**WHAT THE TASK ASKS:** Copy out the lines of the listing below word for word, beginning with the line containing "shade-red-missouri — [201, 163, 222, 177]" and ending with the line containing "contour-label: 250 — [273, 139, 313, 163]", both included.

**RAW DATA:**
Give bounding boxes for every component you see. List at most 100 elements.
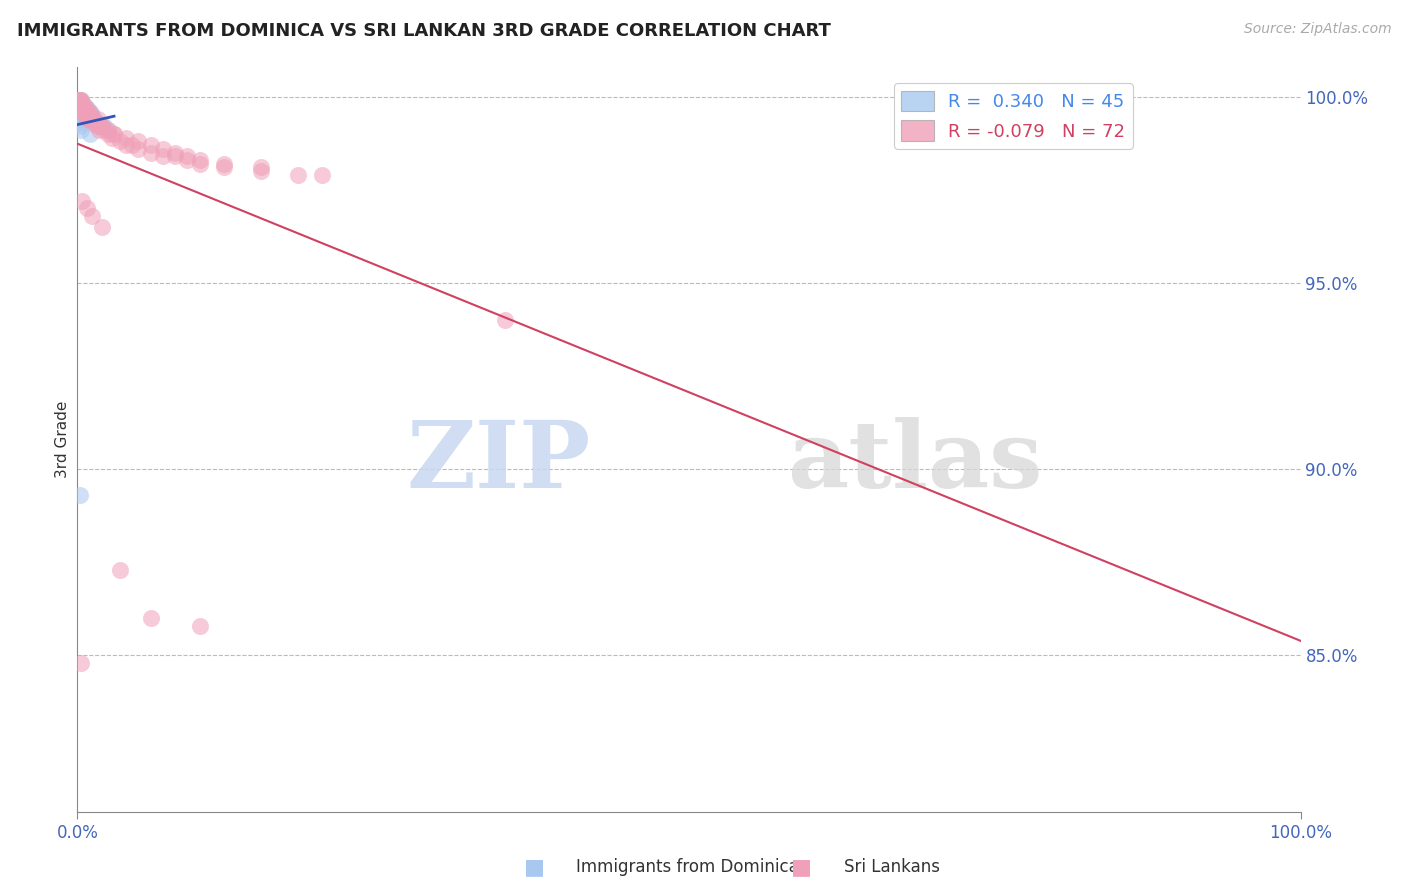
- Point: [72, 104, 94, 119]
- Point: [72, 97, 94, 112]
- Point: [89, 120, 111, 134]
- Text: Immigrants from Dominica: Immigrants from Dominica: [576, 858, 799, 876]
- Point: [70, 101, 93, 115]
- Point: [73, 101, 96, 115]
- Point: [115, 130, 138, 145]
- Point: [87, 112, 110, 126]
- Point: [67, 94, 90, 108]
- Point: [69, 97, 91, 112]
- Point: [67, 94, 90, 108]
- Point: [70, 656, 93, 670]
- Point: [72, 97, 94, 112]
- Point: [73, 104, 96, 119]
- Point: [70, 104, 93, 119]
- Point: [70, 123, 93, 137]
- Point: [70, 97, 93, 112]
- Point: [80, 108, 103, 122]
- Point: [97, 123, 120, 137]
- Text: Sri Lankans: Sri Lankans: [844, 858, 939, 876]
- Point: [70, 104, 93, 119]
- Point: [103, 127, 125, 141]
- Point: [139, 145, 162, 160]
- Point: [139, 138, 162, 153]
- Y-axis label: 3rd Grade: 3rd Grade: [55, 401, 70, 478]
- Point: [75, 108, 97, 122]
- Point: [69, 120, 91, 134]
- Point: [82, 116, 104, 130]
- Point: [79, 112, 101, 126]
- Point: [152, 142, 174, 156]
- Point: [212, 157, 235, 171]
- Point: [80, 112, 103, 126]
- Point: [250, 161, 273, 175]
- Point: [79, 112, 101, 126]
- Text: atlas: atlas: [787, 417, 1042, 507]
- Text: ■: ■: [792, 857, 811, 877]
- Point: [86, 120, 108, 134]
- Point: [76, 101, 98, 115]
- Point: [188, 157, 211, 171]
- Point: [69, 94, 91, 108]
- Point: [73, 104, 96, 119]
- Point: [69, 97, 91, 112]
- Point: [70, 101, 93, 115]
- Point: [76, 112, 98, 126]
- Point: [76, 108, 98, 122]
- Point: [69, 488, 91, 502]
- Point: [75, 101, 97, 115]
- Point: [75, 101, 97, 115]
- Text: ZIP: ZIP: [406, 417, 591, 507]
- Point: [72, 108, 94, 122]
- Point: [77, 104, 100, 119]
- Point: [188, 618, 211, 632]
- Point: [79, 104, 101, 119]
- Point: [69, 108, 91, 122]
- Point: [287, 168, 309, 182]
- Point: [73, 101, 96, 115]
- Point: [69, 94, 91, 108]
- Point: [86, 116, 108, 130]
- Point: [108, 135, 131, 149]
- Text: Source: ZipAtlas.com: Source: ZipAtlas.com: [1244, 22, 1392, 37]
- Point: [250, 164, 273, 178]
- Point: [115, 138, 138, 153]
- Point: [80, 209, 103, 223]
- Point: [77, 108, 100, 122]
- Point: [176, 149, 198, 163]
- Point: [165, 145, 187, 160]
- Point: [188, 153, 211, 167]
- Text: IMMIGRANTS FROM DOMINICA VS SRI LANKAN 3RD GRADE CORRELATION CHART: IMMIGRANTS FROM DOMINICA VS SRI LANKAN 3…: [17, 22, 831, 40]
- Point: [67, 97, 90, 112]
- Point: [70, 94, 93, 108]
- Point: [67, 112, 90, 126]
- Point: [176, 153, 198, 167]
- Point: [93, 120, 115, 134]
- Point: [90, 120, 112, 134]
- Point: [165, 149, 187, 163]
- Point: [87, 116, 110, 130]
- Legend: R =  0.340   N = 45, R = -0.079   N = 72: R = 0.340 N = 45, R = -0.079 N = 72: [894, 83, 1132, 149]
- Point: [212, 161, 235, 175]
- Point: [89, 123, 111, 137]
- Point: [121, 138, 143, 153]
- Point: [67, 116, 90, 130]
- Point: [97, 127, 120, 141]
- Point: [90, 120, 112, 134]
- Point: [70, 97, 93, 112]
- Point: [70, 94, 93, 108]
- Point: [70, 194, 93, 208]
- Point: [128, 135, 150, 149]
- Point: [128, 142, 150, 156]
- Point: [67, 104, 90, 119]
- Point: [75, 108, 97, 122]
- Point: [72, 101, 94, 115]
- Point: [83, 112, 105, 126]
- Point: [100, 130, 122, 145]
- Point: [69, 104, 91, 119]
- Point: [311, 168, 333, 182]
- Point: [77, 112, 100, 126]
- Point: [84, 116, 107, 130]
- Point: [97, 123, 120, 137]
- Point: [93, 123, 115, 137]
- Point: [139, 611, 162, 625]
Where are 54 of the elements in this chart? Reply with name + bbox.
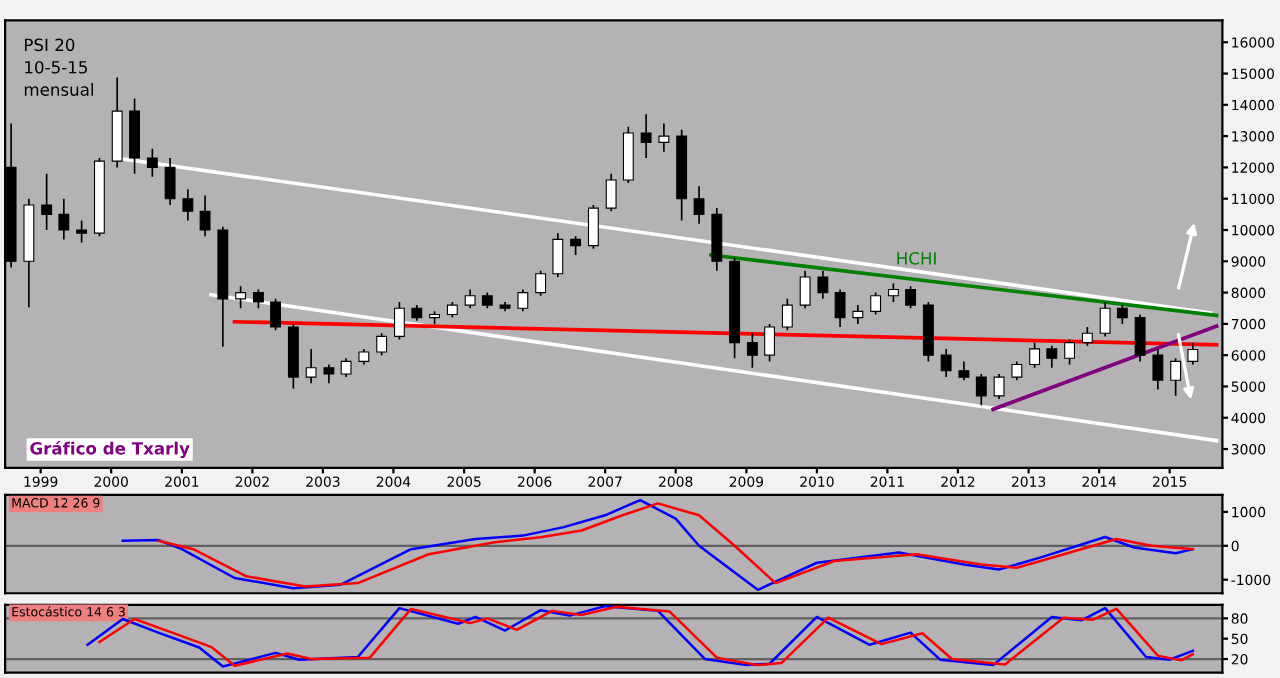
candlestick <box>517 288 529 313</box>
candlestick <box>76 219 88 244</box>
annotation: mensual <box>24 82 93 96</box>
candlestick <box>464 288 476 310</box>
candlestick <box>605 172 617 213</box>
candlestick <box>870 291 882 316</box>
candlestick <box>887 282 899 303</box>
candlestick <box>799 269 811 310</box>
candlestick <box>764 323 776 363</box>
candlestick <box>746 332 758 369</box>
candlestick <box>711 207 723 272</box>
candlestick <box>199 194 211 238</box>
candlestick <box>1134 313 1146 363</box>
candlestick <box>182 188 194 222</box>
annotation: 10-5-15 <box>25 60 87 74</box>
candlestick <box>1011 360 1023 382</box>
candlestick <box>252 288 264 310</box>
annotation: Gráfico de Txarly <box>30 441 190 458</box>
candlestick <box>393 301 405 341</box>
candlestick <box>376 332 388 357</box>
candlestick <box>552 232 564 278</box>
candlestick <box>587 204 599 250</box>
candlestick <box>905 285 917 310</box>
annotation: HCHI <box>897 252 936 265</box>
candlestick <box>340 357 352 378</box>
candlestick <box>693 185 705 225</box>
candlestick <box>1081 326 1093 347</box>
candlestick <box>622 125 634 184</box>
candlestick <box>1046 344 1058 369</box>
candlestick <box>323 363 335 385</box>
candlestick <box>1152 348 1164 391</box>
candlestick <box>975 373 987 407</box>
candlestick <box>146 147 158 178</box>
candlestick <box>640 113 652 159</box>
candlestick <box>164 157 176 206</box>
text: PSI 20 <box>25 38 75 52</box>
candlestick <box>993 373 1005 400</box>
candlestick <box>834 288 846 328</box>
candlestick <box>305 348 317 385</box>
candlestick <box>535 269 547 297</box>
candlestick <box>58 197 70 241</box>
candlestick <box>1064 338 1076 366</box>
candlestick <box>1029 341 1041 369</box>
candlestick <box>658 122 670 153</box>
candlestick <box>852 304 864 325</box>
candlestick <box>129 97 140 175</box>
candlestick <box>270 298 282 331</box>
candlestick <box>940 348 952 378</box>
candlestick <box>41 172 53 231</box>
candlestick <box>1116 304 1128 325</box>
candlestick <box>958 360 970 382</box>
candlestick <box>781 298 793 331</box>
candlestick <box>570 235 582 256</box>
candlestick <box>817 269 829 300</box>
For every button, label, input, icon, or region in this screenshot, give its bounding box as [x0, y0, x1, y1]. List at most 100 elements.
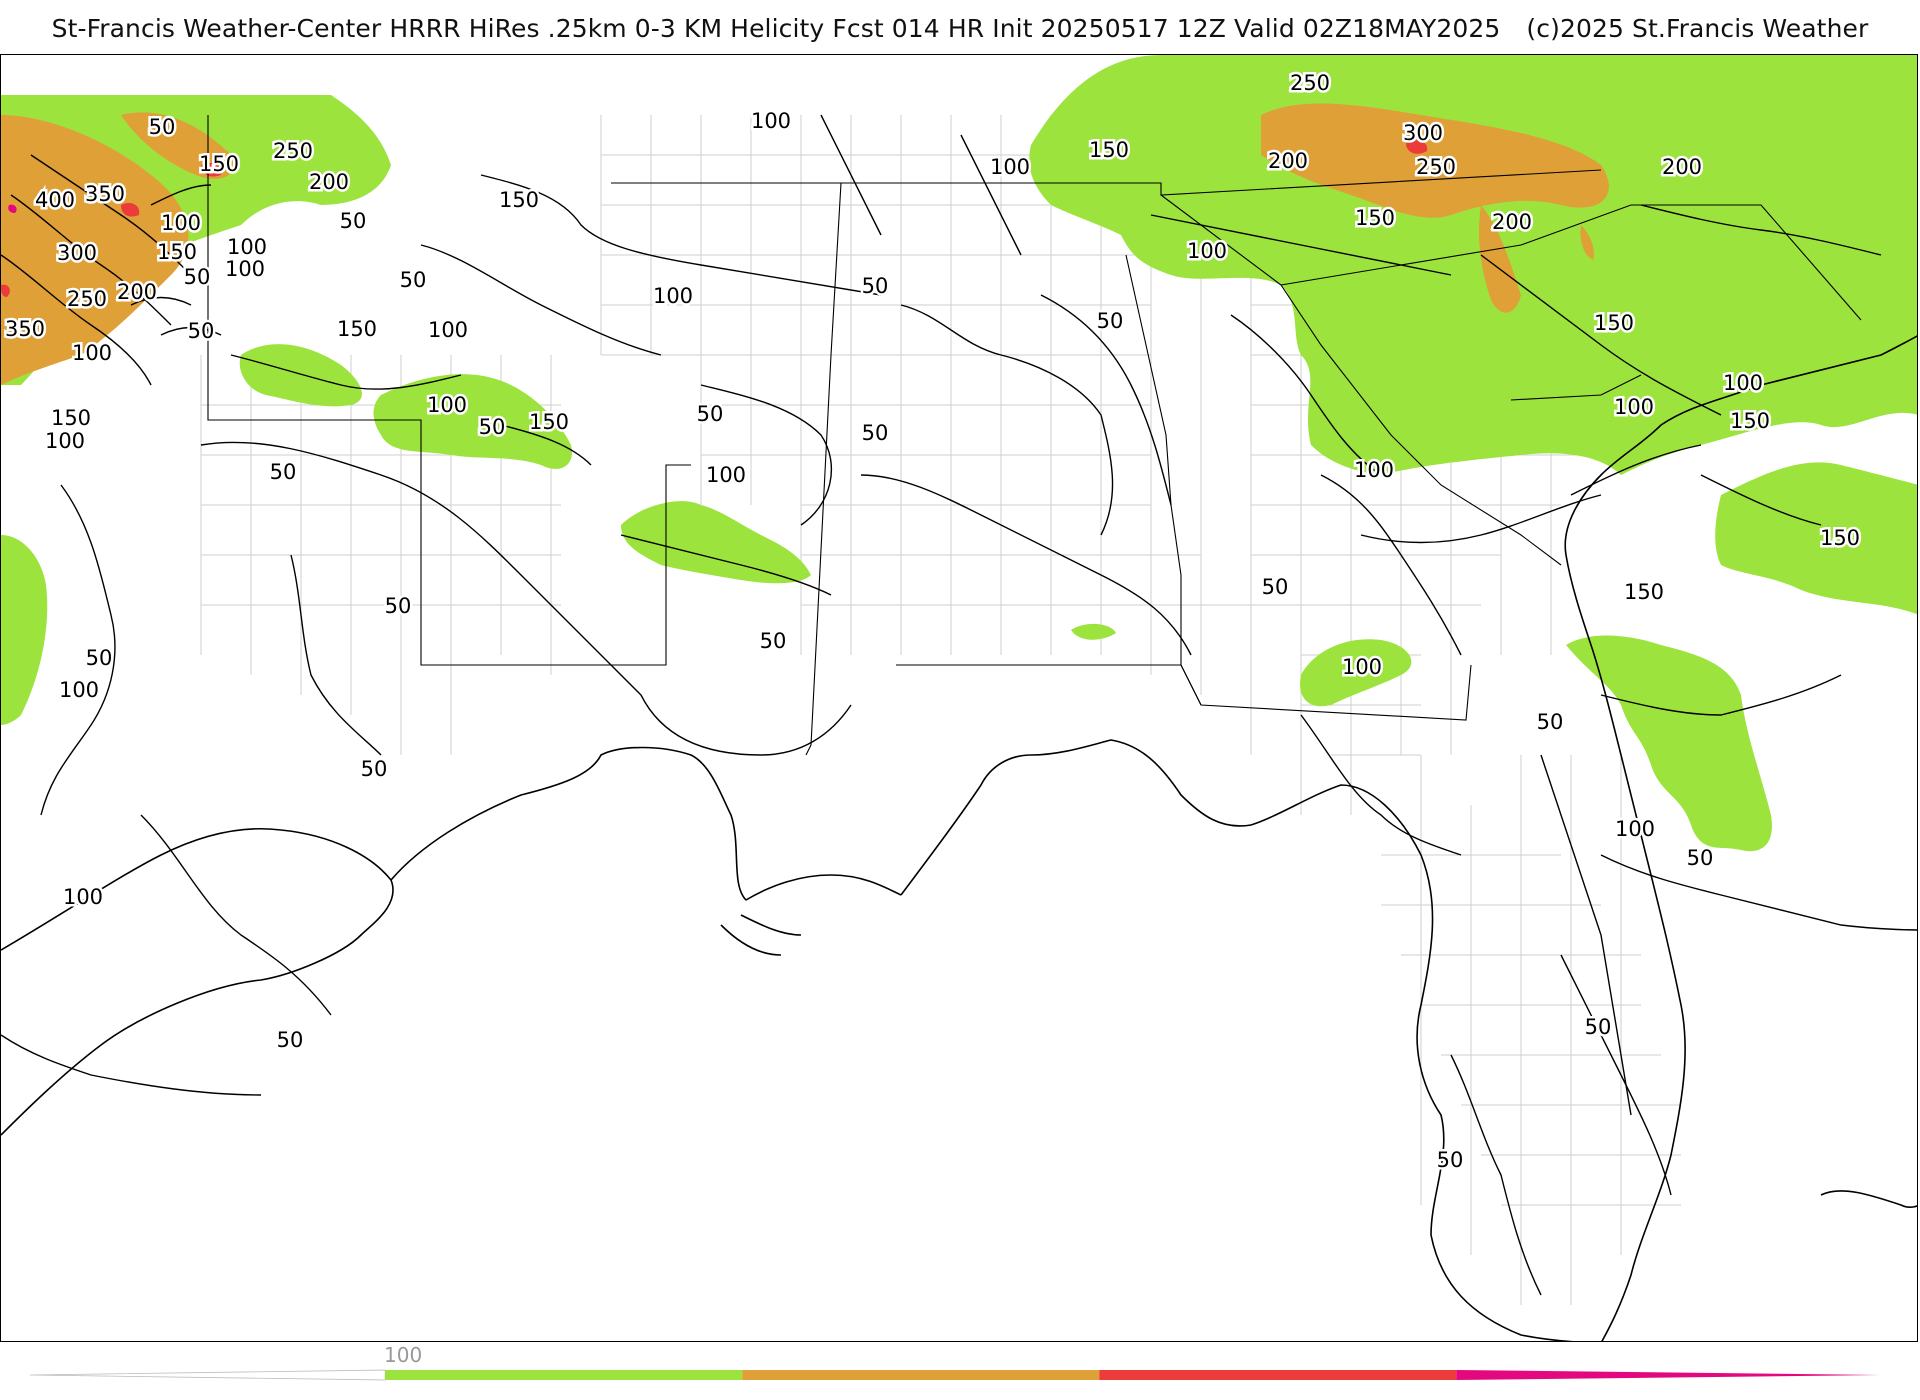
shade-red-missouri — [201, 163, 222, 177]
contour-label: 50 — [1585, 1015, 1612, 1039]
contour-label: 100 — [653, 284, 693, 308]
colorbar-segment — [1456, 1370, 1880, 1380]
contour-label: 100 — [1614, 395, 1654, 419]
shade-orange-northeast — [1261, 103, 1609, 218]
shade-orange-northeast-2 — [1479, 205, 1521, 313]
contour-label: 150 — [1820, 526, 1860, 550]
shade-magenta-west — [8, 204, 17, 213]
contour-label: 350 — [5, 317, 45, 341]
contour-label: 50 — [361, 757, 388, 781]
coastline — [1, 335, 1917, 1341]
contour-label: 100 — [1354, 458, 1394, 482]
contour-label: 150 — [529, 410, 569, 434]
contour-label: 250 — [67, 287, 107, 311]
chart-title: St-Francis Weather-Center HRRR HiRes .25… — [0, 14, 1920, 43]
contour-label: 100 — [990, 155, 1030, 179]
contour-label: 50 — [1537, 710, 1564, 734]
contour-label: 100 — [227, 235, 267, 259]
shade-red-kansas — [121, 203, 140, 217]
contour-label: 100 — [751, 109, 791, 133]
contour-label: 150 — [51, 406, 91, 430]
contour-label: 100 — [1342, 655, 1382, 679]
shade-green-east-atlantic — [1715, 462, 1917, 615]
contour-label: 100 — [72, 341, 112, 365]
shade-green-florida-panhandle — [1300, 639, 1412, 707]
contour-label: 50 — [188, 319, 215, 343]
contour-label: 250 — [273, 139, 313, 163]
contour-label: 150 — [1730, 409, 1770, 433]
shade-red-west — [1, 284, 10, 297]
shade-green-georgia-coast — [1566, 635, 1772, 852]
shade-orange-plains-top — [121, 112, 234, 179]
contour-label: 50 — [760, 629, 787, 653]
contour-label: 50 — [400, 268, 427, 292]
contour-label: 100 — [1723, 371, 1763, 395]
title-main: St-Francis Weather-Center HRRR HiRes .25… — [51, 14, 1501, 43]
helicity-contours — [1, 114, 1917, 1296]
contour-label: 100 — [59, 678, 99, 702]
contour-label: 250 — [1290, 71, 1330, 95]
shade-green-oklahoma — [239, 344, 362, 407]
colorbar-segment — [29, 1369, 386, 1381]
contour-label: 50 — [184, 265, 211, 289]
colorbar-tick-label: 100 — [384, 1343, 423, 1367]
contour-label: 400 — [35, 188, 75, 212]
contour-label: 350 — [85, 182, 125, 206]
colorbar-segment — [385, 1370, 743, 1380]
contour-label: 300 — [1403, 121, 1443, 145]
contour-label: 50 — [1097, 309, 1124, 333]
map-panel: 50 150 250 200 400 350 300 250 200 100 150 100 100 50… — [0, 54, 1918, 1342]
title-copyright: (c)2025 St.Francis Weather — [1526, 14, 1869, 43]
contour-label: 250 — [1416, 155, 1456, 179]
contour-label: 100 — [427, 393, 467, 417]
contour-label: 200 — [1662, 155, 1702, 179]
contour-label: 50 — [385, 594, 412, 618]
colorbar: 100 — [0, 1340, 1920, 1400]
contour-label: 100 — [428, 318, 468, 342]
contour-label: 300 — [57, 241, 97, 265]
contour-label: 150 — [499, 188, 539, 212]
contour-label: 200 — [1268, 149, 1308, 173]
contour-label: 200 — [309, 170, 349, 194]
contour-label: 100 — [706, 463, 746, 487]
contour-label: 100 — [161, 211, 201, 235]
contour-label: 50 — [277, 1028, 304, 1052]
shade-green-alabama — [1071, 623, 1116, 640]
contour-label: 150 — [157, 240, 197, 264]
contour-label: 150 — [199, 152, 239, 176]
contour-label: 100 — [45, 429, 85, 453]
contour-label: 150 — [1355, 206, 1395, 230]
contour-label: 50 — [86, 646, 113, 670]
shade-green-mississippi — [621, 501, 811, 584]
helicity-shading — [1, 55, 1917, 852]
contour-label: 50 — [340, 209, 367, 233]
contour-label: 50 — [862, 421, 889, 445]
contour-label: 100 — [1615, 817, 1655, 841]
contour-label: 150 — [1624, 580, 1664, 604]
shade-orange-plains — [1, 115, 189, 385]
colorbar-scale — [29, 1369, 1880, 1381]
contour-label: 50 — [479, 415, 506, 439]
shade-green-arkansas — [373, 374, 572, 469]
contour-label: 200 — [1492, 210, 1532, 234]
shade-orange-northeast-3 — [1580, 225, 1594, 260]
shade-red-virginia — [1406, 140, 1428, 154]
contour-label: 150 — [1594, 311, 1634, 335]
contour-label: 150 — [1089, 138, 1129, 162]
contour-label: 50 — [1437, 1148, 1464, 1172]
contour-label: 100 — [63, 885, 103, 909]
colorbar-segment — [1099, 1370, 1457, 1380]
contour-label: 50 — [1262, 575, 1289, 599]
contour-label: 100 — [225, 257, 265, 281]
shade-green-northeast — [1029, 55, 1917, 475]
contour-label: 50 — [697, 402, 724, 426]
colorbar-segment — [742, 1370, 1100, 1380]
contour-label: 50 — [862, 274, 889, 298]
contour-label: 50 — [270, 460, 297, 484]
contour-label: 150 — [337, 317, 377, 341]
contour-label: 50 — [1687, 846, 1714, 870]
contour-label: 50 — [149, 115, 176, 139]
contour-label: 200 — [117, 280, 157, 304]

**RESULT BELOW:**
shade-red-missouri — [201, 163, 222, 177]
contour-label: 50 — [1585, 1015, 1612, 1039]
contour-label: 100 — [653, 284, 693, 308]
colorbar-segment — [1456, 1370, 1880, 1380]
contour-label: 100 — [1614, 395, 1654, 419]
shade-orange-northeast — [1261, 103, 1609, 218]
shade-orange-northeast-2 — [1479, 205, 1521, 313]
contour-label: 150 — [1820, 526, 1860, 550]
shade-magenta-west — [8, 204, 17, 213]
contour-label: 350 — [5, 317, 45, 341]
contour-label: 50 — [361, 757, 388, 781]
coastline — [1, 335, 1917, 1341]
contour-label: 100 — [1354, 458, 1394, 482]
contour-label: 150 — [529, 410, 569, 434]
contour-label: 250 — [67, 287, 107, 311]
chart-title: St-Francis Weather-Center HRRR HiRes .25… — [0, 14, 1920, 43]
contour-label: 100 — [990, 155, 1030, 179]
contour-label: 50 — [1537, 710, 1564, 734]
contour-label: 100 — [227, 235, 267, 259]
shade-red-kansas — [121, 203, 140, 217]
contour-label: 100 — [751, 109, 791, 133]
contour-label: 150 — [51, 406, 91, 430]
contour-label: 100 — [1342, 655, 1382, 679]
shade-green-east-atlantic — [1715, 462, 1917, 615]
contour-label: 100 — [72, 341, 112, 365]
shade-green-florida-panhandle — [1300, 639, 1412, 707]
contour-label: 50 — [188, 319, 215, 343]
contour-label: 250 — [273, 139, 313, 163]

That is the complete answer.